*PROBLEM DETAILS*: Copy out each line containing "призначенням" from the entries below.

*EXTRACTED INFORMATION*:
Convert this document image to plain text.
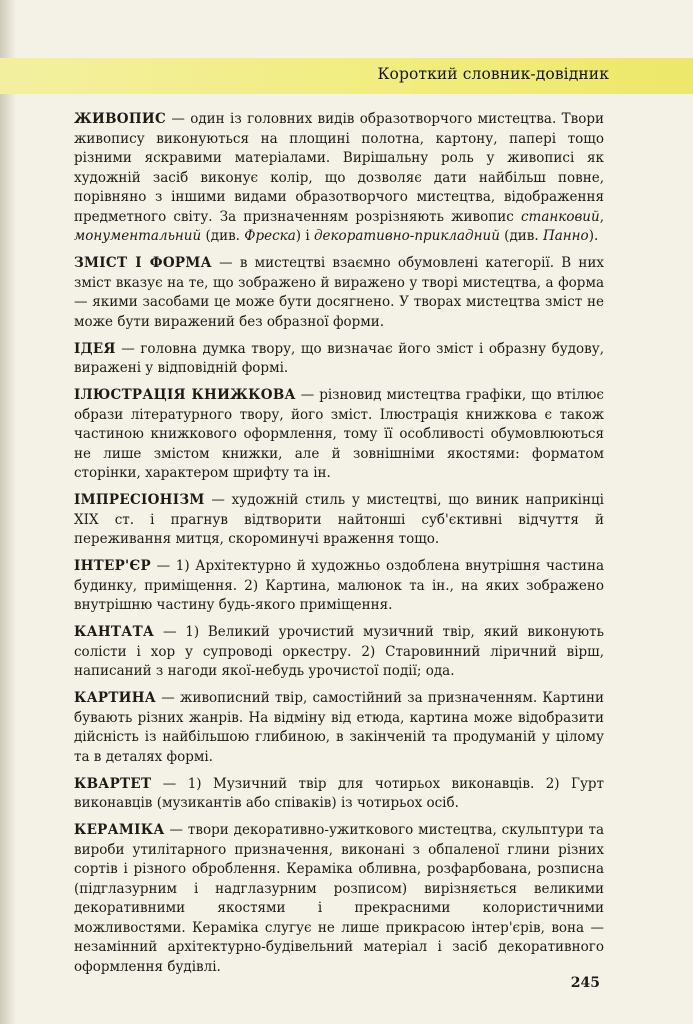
Короткий словник-довідник

ЖИВОПИС — один із головних видів образотворчого мистецтва. Твори живопису виконуються на площині полотна, картону, папері тощо різними яскравими матеріалами. Вирішальну роль у живописі як художній засіб виконує колір, що дозволяє дати найбільш повне, порівняно з іншими видами образотворчого мистецтва, відображення предметного світу. За призначенням розрізняють живопис станковий, монументальний (див. Фреска) і декоративно-прикладний (див. Панно).

ЗМІСТ І ФОРМА — в мистецтві взаємно обумовлені категорії. В них зміст вказує на те, що зображено й виражено у творі мистецтва, а форма — якими засобами це може бути досягнено. У творах мистецтва зміст не може бути виражений без образної форми.

ІДЕЯ — головна думка твору, що визначає його зміст і образну будову, виражені у відповідній формі.

ІЛЮСТРАЦІЯ КНИЖКОВА — різновид мистецтва графіки, що втілює образи літературного твору, його зміст. Ілюстрація книжкова є також частиною книжкового оформлення, тому її особливості обумовлюються не лише змістом книжки, але й зовнішніми якостями: форматом сторінки, характером шрифту та ін.

ІМПРЕСІОНІЗМ — художній стиль у мистецтві, що виник наприкінці XIX ст. і прагнув відтворити найтонші суб'єктивні відчуття й переживання митця, скороминучі враження тощо.

ІНТЕР'ЄР — 1) Архітектурно й художньо оздоблена внутрішня частина будинку, приміщення. 2) Картина, малюнок та ін., на яких зображено внутрішню частину будь-якого приміщення.

КАНТАТА — 1) Великий урочистий музичний твір, який виконують солісти і хор у супроводі оркестру. 2) Старовинний ліричний вірш, написаний з нагоди якої-небудь урочистої події; ода.

КАРТИНА — живописний твір, самостійний за призначенням. Картини бувають різних жанрів. На відміну від етюда, картина може відобразити дійсність із найбільшою глибиною, в закінченій та продуманій у цілому та в деталях формі.

КВАРТЕТ — 1) Музичний твір для чотирьох виконавців. 2) Гурт виконавців (музикантів або співаків) із чотирьох осіб.

КЕРАМІКА — твори декоративно-ужиткового мистецтва, скульптури та вироби утилітарного призначення, виконані з обпаленої глини різних сортів і різного оброблення. Кераміка обливна, розфарбована, розписна (підглазурним і надглазурним розписом) вирізняється великими декоративними якостями і прекрасними колористичними можливостями. Кераміка слугує не лише прикрасою інтер'єрів, вона — незамінний архітектурно-будівельний матеріал і засіб декоративного оформлення будівлі.

245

*THE SOLUTION*:
ЖИВОПИС — один із головних видів образотворчого мистецтва. Твори живопису виконуються на площині полотна, картону, папері тощо різними яскравими матеріалами. Вирішальну роль у живописі як художній засіб виконує колір, що дозволяє дати найбільш повне, порівняно з іншими видами образотворчого мистецтва, відображення предметного світу. За призначенням розрізняють живопис станковий, монументальний (див. Фреска) і декоративно-прикладний (див. Панно).
КАРТИНА — живописний твір, самостійний за призначенням. Картини бувають різних жанрів. На відміну від етюда, картина може відобразити дійсність із найбільшою глибиною, в закінченій та продуманій у цілому та в деталях формі.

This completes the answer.